= Given request =
Extract precisely the lines that run from the line containing "What data populates" to the end of the records below, with both ends included and pictures omitted.

━━━━

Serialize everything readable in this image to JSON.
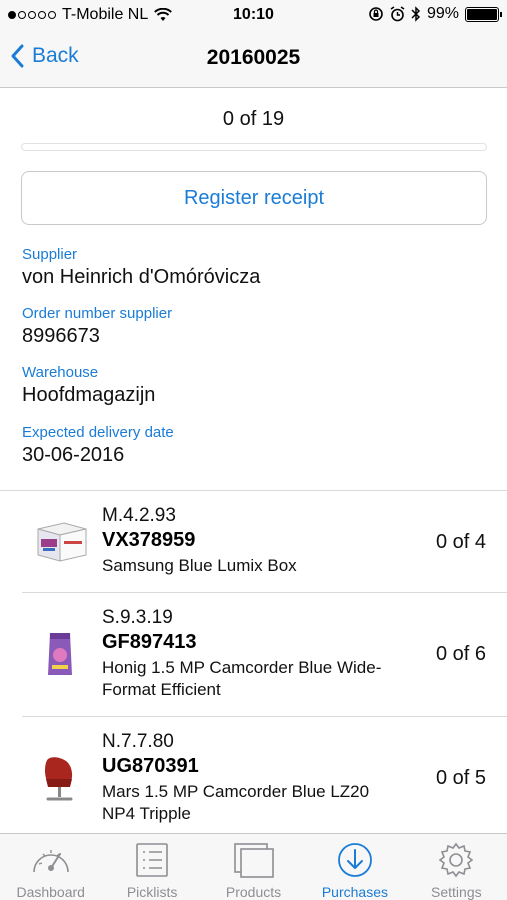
{
  "status_bar": {
    "carrier": "T-Mobile NL",
    "time": "10:10",
    "battery": "99%",
    "battery_level": 0.99,
    "signal_bars_filled": 1,
    "signal_bars_total": 5
  },
  "nav": {
    "back_label": "Back",
    "title": "20160025"
  },
  "progress": {
    "text": "0 of 19",
    "done": 0,
    "total": 19
  },
  "register_button": "Register receipt",
  "details": [
    {
      "label": "Supplier",
      "value": "von Heinrich d'Omóróvicza"
    },
    {
      "label": "Order number supplier",
      "value": "8996673"
    },
    {
      "label": "Warehouse",
      "value": "Hoofdmagazijn"
    },
    {
      "label": "Expected delivery date",
      "value": "30-06-2016"
    }
  ],
  "items": [
    {
      "location": "M.4.2.93",
      "code": "VX378959",
      "description_line1": "Samsung Blue Lumix Box",
      "description_line2": "",
      "count": "0 of 4",
      "thumb_icon": "product-box-icon"
    },
    {
      "location": "S.9.3.19",
      "code": "GF897413",
      "description_line1": "Honig 1.5 MP Camcorder Blue Wide-",
      "description_line2": "Format Efficient",
      "count": "0 of 6",
      "thumb_icon": "product-bag-icon"
    },
    {
      "location": "N.7.7.80",
      "code": "UG870391",
      "description_line1": "Mars 1.5 MP Camcorder Blue LZ20",
      "description_line2": "NP4 Tripple",
      "count": "0 of 5",
      "thumb_icon": "red-chair-icon"
    }
  ],
  "tabs": [
    {
      "label": "Dashboard",
      "icon": "gauge-icon",
      "active": false
    },
    {
      "label": "Picklists",
      "icon": "list-icon",
      "active": false
    },
    {
      "label": "Products",
      "icon": "boxes-icon",
      "active": false
    },
    {
      "label": "Purchases",
      "icon": "download-circle-icon",
      "active": true
    },
    {
      "label": "Settings",
      "icon": "gear-icon",
      "active": false
    }
  ],
  "colors": {
    "accent": "#1a7cd6",
    "inactive": "#8e8e93",
    "bar_background": "#f7f7f7"
  }
}
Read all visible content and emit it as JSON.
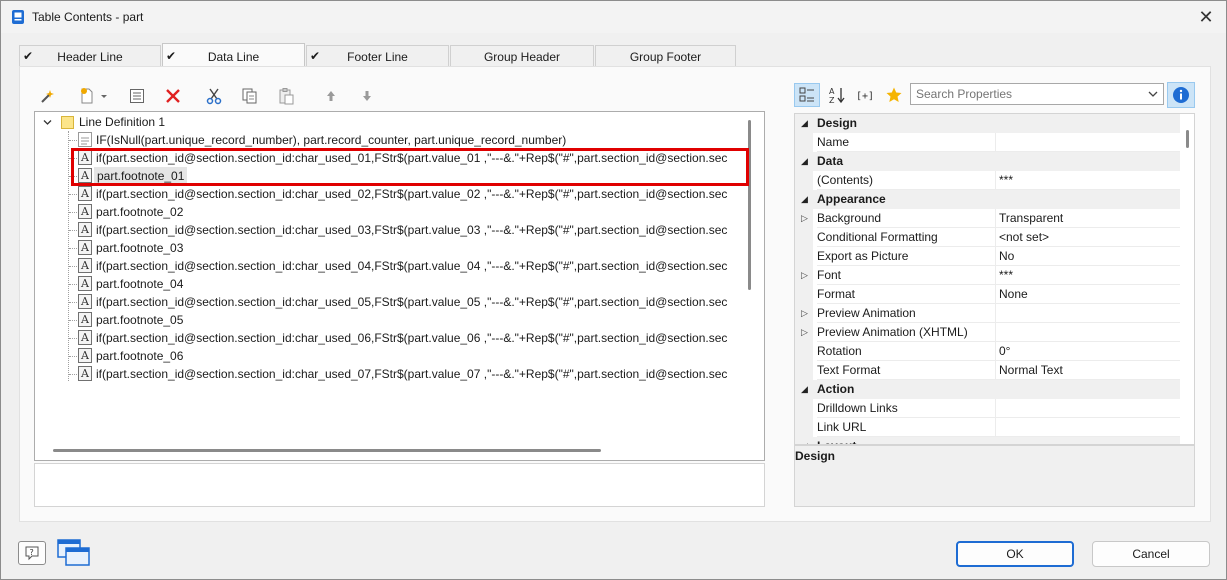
{
  "window": {
    "title": "Table Contents - part"
  },
  "tabs": [
    {
      "label": "Header Line",
      "checked": true,
      "active": false
    },
    {
      "label": "Data Line",
      "checked": true,
      "active": true
    },
    {
      "label": "Footer Line",
      "checked": true,
      "active": false
    },
    {
      "label": "Group Header",
      "checked": false,
      "active": false
    },
    {
      "label": "Group Footer",
      "checked": false,
      "active": false
    }
  ],
  "toolbar": {
    "icons": [
      "wand-icon",
      "new-item-icon",
      "properties-icon",
      "delete-icon",
      "cut-icon",
      "copy-icon",
      "paste-icon",
      "move-up-icon",
      "move-down-icon"
    ]
  },
  "tree": {
    "root": {
      "label": "Line Definition  1"
    },
    "items": [
      {
        "label": "IF(IsNull(part.unique_record_number), part.record_counter, part.unique_record_number)",
        "icon": "page-icon"
      },
      {
        "label": "if(part.section_id@section.section_id:char_used_01,FStr$(part.value_01 ,\"---&.\"+Rep$(\"#\",part.section_id@section.sec",
        "icon": "text-icon"
      },
      {
        "label": "part.footnote_01",
        "icon": "text-icon"
      },
      {
        "label": "if(part.section_id@section.section_id:char_used_02,FStr$(part.value_02 ,\"---&.\"+Rep$(\"#\",part.section_id@section.sec",
        "icon": "text-icon"
      },
      {
        "label": "part.footnote_02",
        "icon": "text-icon"
      },
      {
        "label": "if(part.section_id@section.section_id:char_used_03,FStr$(part.value_03 ,\"---&.\"+Rep$(\"#\",part.section_id@section.sec",
        "icon": "text-icon"
      },
      {
        "label": "part.footnote_03",
        "icon": "text-icon"
      },
      {
        "label": "if(part.section_id@section.section_id:char_used_04,FStr$(part.value_04 ,\"---&.\"+Rep$(\"#\",part.section_id@section.sec",
        "icon": "text-icon"
      },
      {
        "label": "part.footnote_04",
        "icon": "text-icon"
      },
      {
        "label": "if(part.section_id@section.section_id:char_used_05,FStr$(part.value_05 ,\"---&.\"+Rep$(\"#\",part.section_id@section.sec",
        "icon": "text-icon"
      },
      {
        "label": "part.footnote_05",
        "icon": "text-icon"
      },
      {
        "label": "if(part.section_id@section.section_id:char_used_06,FStr$(part.value_06 ,\"---&.\"+Rep$(\"#\",part.section_id@section.sec",
        "icon": "text-icon"
      },
      {
        "label": "part.footnote_06",
        "icon": "text-icon"
      },
      {
        "label": "if(part.section_id@section.section_id:char_used_07,FStr$(part.value_07 ,\"---&.\"+Rep$(\"#\",part.section_id@section.sec",
        "icon": "text-icon"
      }
    ],
    "node_icon_glyph": "A"
  },
  "properties": {
    "search": {
      "placeholder": "Search Properties",
      "value": ""
    },
    "rows": [
      {
        "type": "cat",
        "name": "Design",
        "value": ""
      },
      {
        "type": "prop",
        "name": "Name",
        "value": ""
      },
      {
        "type": "cat",
        "name": "Data",
        "value": ""
      },
      {
        "type": "prop",
        "name": "(Contents)",
        "value": "***"
      },
      {
        "type": "cat",
        "name": "Appearance",
        "value": ""
      },
      {
        "type": "prop",
        "name": "Background",
        "value": "Transparent",
        "expandable": true
      },
      {
        "type": "prop",
        "name": "Conditional Formatting",
        "value": "<not set>"
      },
      {
        "type": "prop",
        "name": "Export as Picture",
        "value": "No"
      },
      {
        "type": "prop",
        "name": "Font",
        "value": "***",
        "expandable": true
      },
      {
        "type": "prop",
        "name": "Format",
        "value": "None"
      },
      {
        "type": "prop",
        "name": "Preview Animation",
        "value": "",
        "expandable": true
      },
      {
        "type": "prop",
        "name": "Preview Animation (XHTML)",
        "value": "",
        "expandable": true
      },
      {
        "type": "prop",
        "name": "Rotation",
        "value": "0°"
      },
      {
        "type": "prop",
        "name": "Text Format",
        "value": "Normal Text"
      },
      {
        "type": "cat",
        "name": "Action",
        "value": ""
      },
      {
        "type": "prop",
        "name": "Drilldown Links",
        "value": ""
      },
      {
        "type": "prop",
        "name": "Link URL",
        "value": ""
      },
      {
        "type": "cat",
        "name": "Layout",
        "value": ""
      }
    ],
    "description_title": "Design"
  },
  "buttons": {
    "ok": "OK",
    "cancel": "Cancel"
  },
  "colors": {
    "accent": "#1e6cd3",
    "highlight": "#e00000",
    "delete": "#e02020"
  }
}
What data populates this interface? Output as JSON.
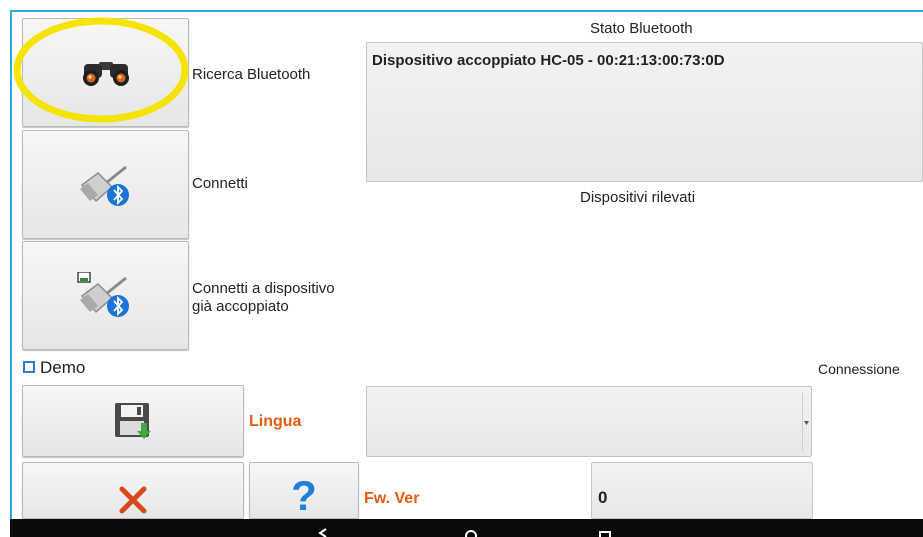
{
  "buttons": {
    "search_label": "Ricerca Bluetooth",
    "connect_label": "Connetti",
    "connect_paired_label_line1": "Connetti a dispositivo",
    "connect_paired_label_line2": "già accoppiato"
  },
  "status": {
    "title": "Stato Bluetooth",
    "text": "Dispositivo accoppiato HC-05 - 00:21:13:00:73:0D",
    "detected_label": "Dispositivi rilevati"
  },
  "demo": {
    "label": "Demo",
    "checked": false
  },
  "connection": {
    "label": "Connessione"
  },
  "language": {
    "label": "Lingua",
    "selected": ""
  },
  "firmware": {
    "label": "Fw. Ver",
    "value": "0"
  },
  "colors": {
    "accent": "#2ea8e0",
    "highlight_circle": "#f5e400",
    "orange_label": "#e85a10"
  },
  "icons": [
    "binoculars-icon",
    "bluetooth-plug-icon",
    "paired-bluetooth-plug-icon",
    "save-disk-icon",
    "close-x-icon",
    "help-question-icon"
  ]
}
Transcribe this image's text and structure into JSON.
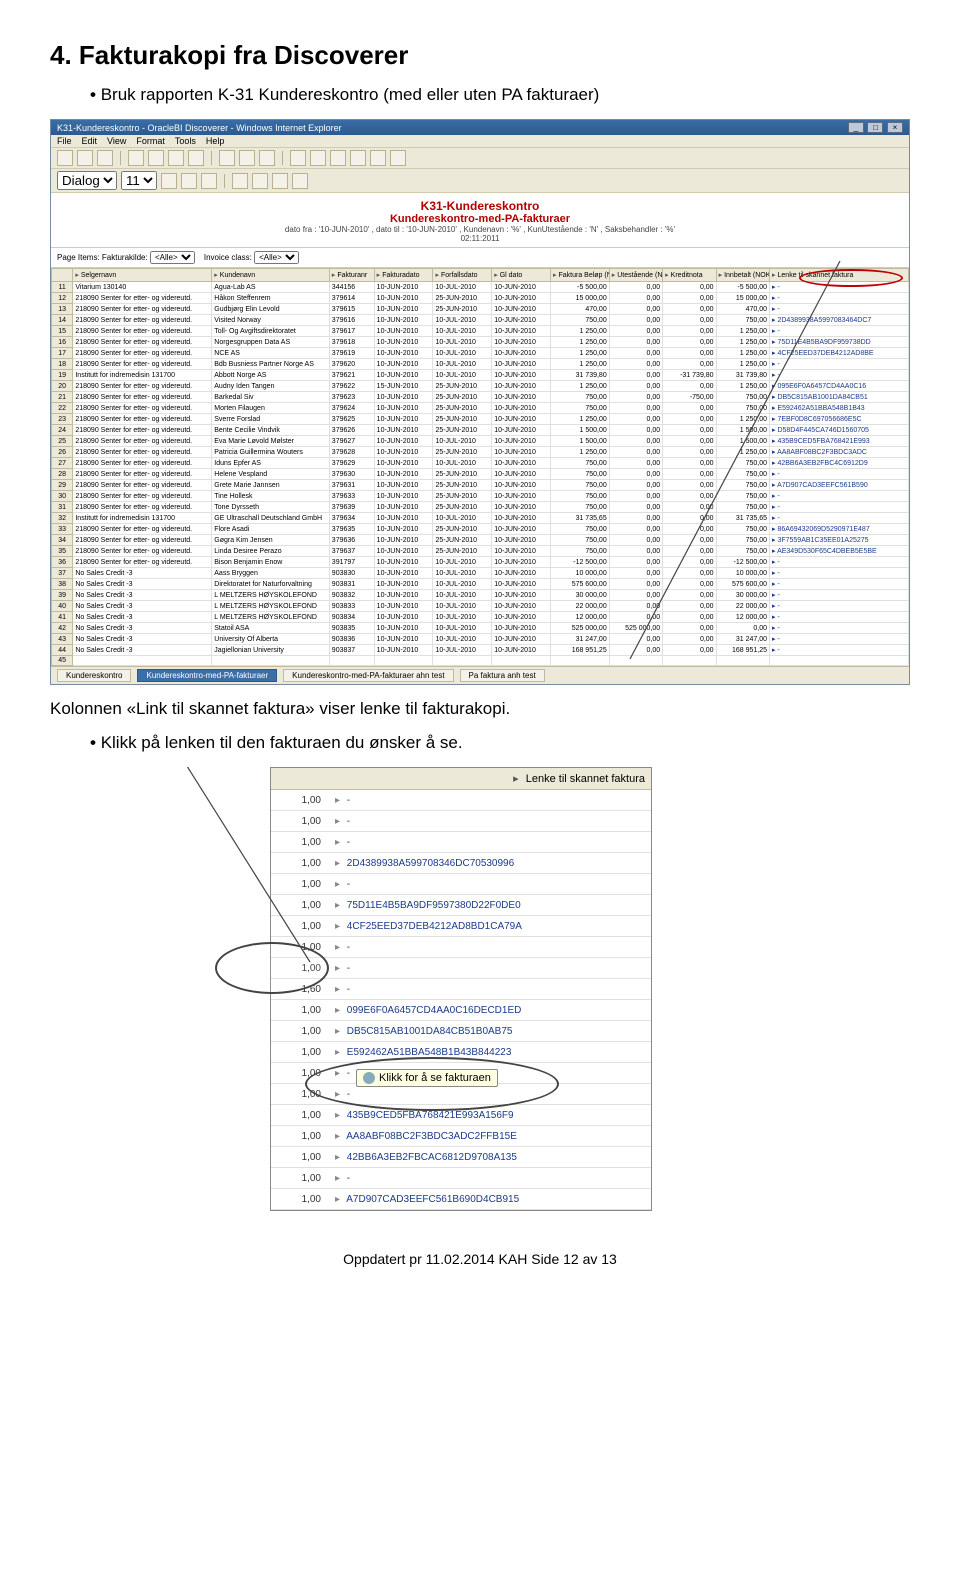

━━━━

= Task answer =
What data populates this interface? Output as JSON.
{
  "buttons": {
    "search_label": "Ricerca Bluetooth",
    "connect_label": "Connetti",
    "connect_paired_label_line1": "Connetti a dispositivo",
    "connect_paired_label_line2": "già accoppiato"
  },
  "status": {
    "title": "Stato Bluetooth",
    "text": "Dispositivo accoppiato HC-05 - 00:21:13:00:73:0D",
    "detected_label": "Dispositivi rilevati"
  },
  "demo": {
    "label": "Demo",
    "checked": false
  },
  "connection": {
    "label": "Connessione"
  },
  "language": {
    "label": "Lingua",
    "selected": ""
  },
  "firmware": {
    "label": "Fw. Ver",
    "value": "0"
  },
  "colors": {
    "accent": "#2ea8e0",
    "highlight_circle": "#f5e400",
    "orange_label": "#e85a10"
  },
  "icons": [
    "binoculars-icon",
    "bluetooth-plug-icon",
    "paired-bluetooth-plug-icon",
    "save-disk-icon",
    "close-x-icon",
    "help-question-icon"
  ]
}
Transcribe this image's text and structure into JSON.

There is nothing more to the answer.